■ **TASK OBJECTIVE**
In the listing below, pick out lines with "title".
····················
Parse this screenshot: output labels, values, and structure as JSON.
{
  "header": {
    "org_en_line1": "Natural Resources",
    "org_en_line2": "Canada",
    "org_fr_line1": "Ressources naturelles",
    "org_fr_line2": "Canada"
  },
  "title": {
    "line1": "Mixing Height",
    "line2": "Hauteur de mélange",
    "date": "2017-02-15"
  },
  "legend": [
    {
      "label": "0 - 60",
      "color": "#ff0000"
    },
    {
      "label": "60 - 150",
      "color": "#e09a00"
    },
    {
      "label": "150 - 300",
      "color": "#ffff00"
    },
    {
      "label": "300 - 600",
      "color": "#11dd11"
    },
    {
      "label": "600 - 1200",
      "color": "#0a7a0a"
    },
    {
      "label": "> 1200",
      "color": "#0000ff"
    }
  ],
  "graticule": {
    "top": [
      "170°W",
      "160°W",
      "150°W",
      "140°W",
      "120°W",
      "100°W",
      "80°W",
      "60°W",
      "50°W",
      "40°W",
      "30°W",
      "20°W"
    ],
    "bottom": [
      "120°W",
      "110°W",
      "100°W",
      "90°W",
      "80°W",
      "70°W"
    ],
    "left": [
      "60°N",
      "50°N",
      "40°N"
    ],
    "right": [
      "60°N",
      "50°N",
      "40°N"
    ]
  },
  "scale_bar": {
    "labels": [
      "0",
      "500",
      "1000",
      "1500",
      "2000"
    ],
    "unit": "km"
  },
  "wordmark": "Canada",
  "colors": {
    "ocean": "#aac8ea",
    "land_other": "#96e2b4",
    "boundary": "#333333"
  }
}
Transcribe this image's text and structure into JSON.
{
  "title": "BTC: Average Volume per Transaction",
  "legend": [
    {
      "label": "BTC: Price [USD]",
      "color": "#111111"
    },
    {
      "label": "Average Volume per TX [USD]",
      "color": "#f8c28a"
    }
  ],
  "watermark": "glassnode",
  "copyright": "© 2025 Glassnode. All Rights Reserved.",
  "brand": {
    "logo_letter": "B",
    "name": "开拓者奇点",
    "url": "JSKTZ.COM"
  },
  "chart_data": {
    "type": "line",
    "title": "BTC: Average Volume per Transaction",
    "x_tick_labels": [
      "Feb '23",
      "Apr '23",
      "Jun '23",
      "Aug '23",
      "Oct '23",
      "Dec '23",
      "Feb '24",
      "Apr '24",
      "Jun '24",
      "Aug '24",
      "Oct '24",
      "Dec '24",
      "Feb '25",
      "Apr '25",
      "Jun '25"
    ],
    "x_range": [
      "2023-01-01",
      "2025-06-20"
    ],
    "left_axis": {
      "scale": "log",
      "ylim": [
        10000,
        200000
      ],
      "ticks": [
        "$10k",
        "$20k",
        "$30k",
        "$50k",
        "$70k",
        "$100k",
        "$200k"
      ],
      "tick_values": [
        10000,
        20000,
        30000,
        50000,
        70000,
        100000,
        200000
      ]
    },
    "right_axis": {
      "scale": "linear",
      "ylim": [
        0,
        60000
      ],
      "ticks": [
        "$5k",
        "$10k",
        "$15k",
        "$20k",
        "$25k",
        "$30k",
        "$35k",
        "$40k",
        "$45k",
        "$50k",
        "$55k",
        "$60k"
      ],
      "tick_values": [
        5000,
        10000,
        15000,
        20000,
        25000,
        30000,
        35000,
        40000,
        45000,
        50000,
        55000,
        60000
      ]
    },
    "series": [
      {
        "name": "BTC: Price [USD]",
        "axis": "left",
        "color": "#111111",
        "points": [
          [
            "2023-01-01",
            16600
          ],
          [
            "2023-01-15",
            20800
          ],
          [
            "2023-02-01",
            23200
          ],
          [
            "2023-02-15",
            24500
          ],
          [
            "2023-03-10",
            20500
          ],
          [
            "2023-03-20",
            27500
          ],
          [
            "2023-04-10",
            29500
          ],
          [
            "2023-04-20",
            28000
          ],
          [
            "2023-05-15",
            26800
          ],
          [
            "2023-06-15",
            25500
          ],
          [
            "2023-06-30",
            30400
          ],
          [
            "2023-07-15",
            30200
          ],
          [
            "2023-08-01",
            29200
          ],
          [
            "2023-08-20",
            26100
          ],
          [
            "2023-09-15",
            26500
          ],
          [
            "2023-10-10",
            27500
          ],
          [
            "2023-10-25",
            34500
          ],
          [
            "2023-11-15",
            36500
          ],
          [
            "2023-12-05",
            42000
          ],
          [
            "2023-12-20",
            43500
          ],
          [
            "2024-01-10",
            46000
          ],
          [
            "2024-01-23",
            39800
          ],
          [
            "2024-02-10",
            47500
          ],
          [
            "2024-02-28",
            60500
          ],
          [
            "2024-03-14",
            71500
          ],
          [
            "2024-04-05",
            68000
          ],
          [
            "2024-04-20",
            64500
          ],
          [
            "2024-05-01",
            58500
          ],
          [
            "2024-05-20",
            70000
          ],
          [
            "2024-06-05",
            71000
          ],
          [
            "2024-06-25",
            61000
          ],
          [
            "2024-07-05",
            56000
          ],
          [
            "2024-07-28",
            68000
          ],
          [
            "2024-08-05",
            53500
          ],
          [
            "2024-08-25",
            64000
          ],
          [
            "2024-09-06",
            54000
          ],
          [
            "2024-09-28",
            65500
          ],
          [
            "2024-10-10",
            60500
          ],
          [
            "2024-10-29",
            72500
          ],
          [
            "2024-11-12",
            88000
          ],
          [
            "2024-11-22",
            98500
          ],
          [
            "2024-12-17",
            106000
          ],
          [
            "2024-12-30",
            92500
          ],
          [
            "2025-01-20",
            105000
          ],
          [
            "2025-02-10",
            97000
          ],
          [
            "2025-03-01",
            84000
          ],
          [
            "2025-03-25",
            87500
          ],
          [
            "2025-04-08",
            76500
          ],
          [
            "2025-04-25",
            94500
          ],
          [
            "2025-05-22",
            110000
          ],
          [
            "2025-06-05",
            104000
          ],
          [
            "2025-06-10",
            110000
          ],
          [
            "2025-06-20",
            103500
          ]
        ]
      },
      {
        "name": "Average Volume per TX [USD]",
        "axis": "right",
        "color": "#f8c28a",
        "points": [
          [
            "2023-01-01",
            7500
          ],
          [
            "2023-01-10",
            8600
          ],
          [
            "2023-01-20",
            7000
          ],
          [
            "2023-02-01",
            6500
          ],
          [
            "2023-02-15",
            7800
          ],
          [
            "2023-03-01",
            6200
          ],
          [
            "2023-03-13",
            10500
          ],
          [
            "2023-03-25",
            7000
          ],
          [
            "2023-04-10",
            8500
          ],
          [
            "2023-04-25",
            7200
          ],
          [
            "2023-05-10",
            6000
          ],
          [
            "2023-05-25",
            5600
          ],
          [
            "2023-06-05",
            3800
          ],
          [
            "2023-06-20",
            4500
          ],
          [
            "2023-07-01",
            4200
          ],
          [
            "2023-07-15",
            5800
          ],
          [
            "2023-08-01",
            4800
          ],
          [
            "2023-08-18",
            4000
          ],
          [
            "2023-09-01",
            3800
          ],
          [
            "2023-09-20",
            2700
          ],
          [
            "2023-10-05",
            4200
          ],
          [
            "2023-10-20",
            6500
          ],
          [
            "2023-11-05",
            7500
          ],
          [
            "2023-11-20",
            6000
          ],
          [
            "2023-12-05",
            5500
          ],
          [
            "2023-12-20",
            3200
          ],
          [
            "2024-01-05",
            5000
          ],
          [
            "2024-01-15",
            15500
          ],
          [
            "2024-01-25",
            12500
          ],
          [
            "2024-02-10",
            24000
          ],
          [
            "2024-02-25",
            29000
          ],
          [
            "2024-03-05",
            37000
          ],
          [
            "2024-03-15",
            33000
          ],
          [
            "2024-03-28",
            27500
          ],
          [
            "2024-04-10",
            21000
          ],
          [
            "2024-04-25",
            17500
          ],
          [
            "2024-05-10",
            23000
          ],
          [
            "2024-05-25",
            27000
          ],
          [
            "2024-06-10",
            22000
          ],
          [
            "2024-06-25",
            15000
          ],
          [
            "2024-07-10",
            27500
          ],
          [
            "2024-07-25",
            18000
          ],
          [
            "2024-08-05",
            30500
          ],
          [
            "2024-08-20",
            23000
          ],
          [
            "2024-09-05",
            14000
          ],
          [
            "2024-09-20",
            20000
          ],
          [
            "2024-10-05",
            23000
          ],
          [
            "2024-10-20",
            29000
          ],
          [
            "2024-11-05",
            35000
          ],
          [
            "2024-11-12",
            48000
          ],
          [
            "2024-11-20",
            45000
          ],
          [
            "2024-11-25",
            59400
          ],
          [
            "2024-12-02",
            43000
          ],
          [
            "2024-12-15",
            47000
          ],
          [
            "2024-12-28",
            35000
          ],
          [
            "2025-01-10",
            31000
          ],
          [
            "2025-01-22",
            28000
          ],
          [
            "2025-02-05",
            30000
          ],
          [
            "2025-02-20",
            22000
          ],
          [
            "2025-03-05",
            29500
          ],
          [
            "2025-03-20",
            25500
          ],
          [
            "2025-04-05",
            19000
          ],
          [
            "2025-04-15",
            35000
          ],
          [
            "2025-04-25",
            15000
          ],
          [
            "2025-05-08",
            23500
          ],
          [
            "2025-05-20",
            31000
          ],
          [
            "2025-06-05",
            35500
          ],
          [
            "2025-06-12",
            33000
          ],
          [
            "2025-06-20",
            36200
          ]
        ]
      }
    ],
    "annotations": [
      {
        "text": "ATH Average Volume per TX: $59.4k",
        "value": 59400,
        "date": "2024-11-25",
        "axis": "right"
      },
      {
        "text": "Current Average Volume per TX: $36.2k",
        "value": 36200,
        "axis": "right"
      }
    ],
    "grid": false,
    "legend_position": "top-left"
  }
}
····················
■ **RESULT OF THE TASK**
  "title": {
  "title": "BTC: Average Volume per Transaction",
    "title": "BTC: Average Volume per Transaction",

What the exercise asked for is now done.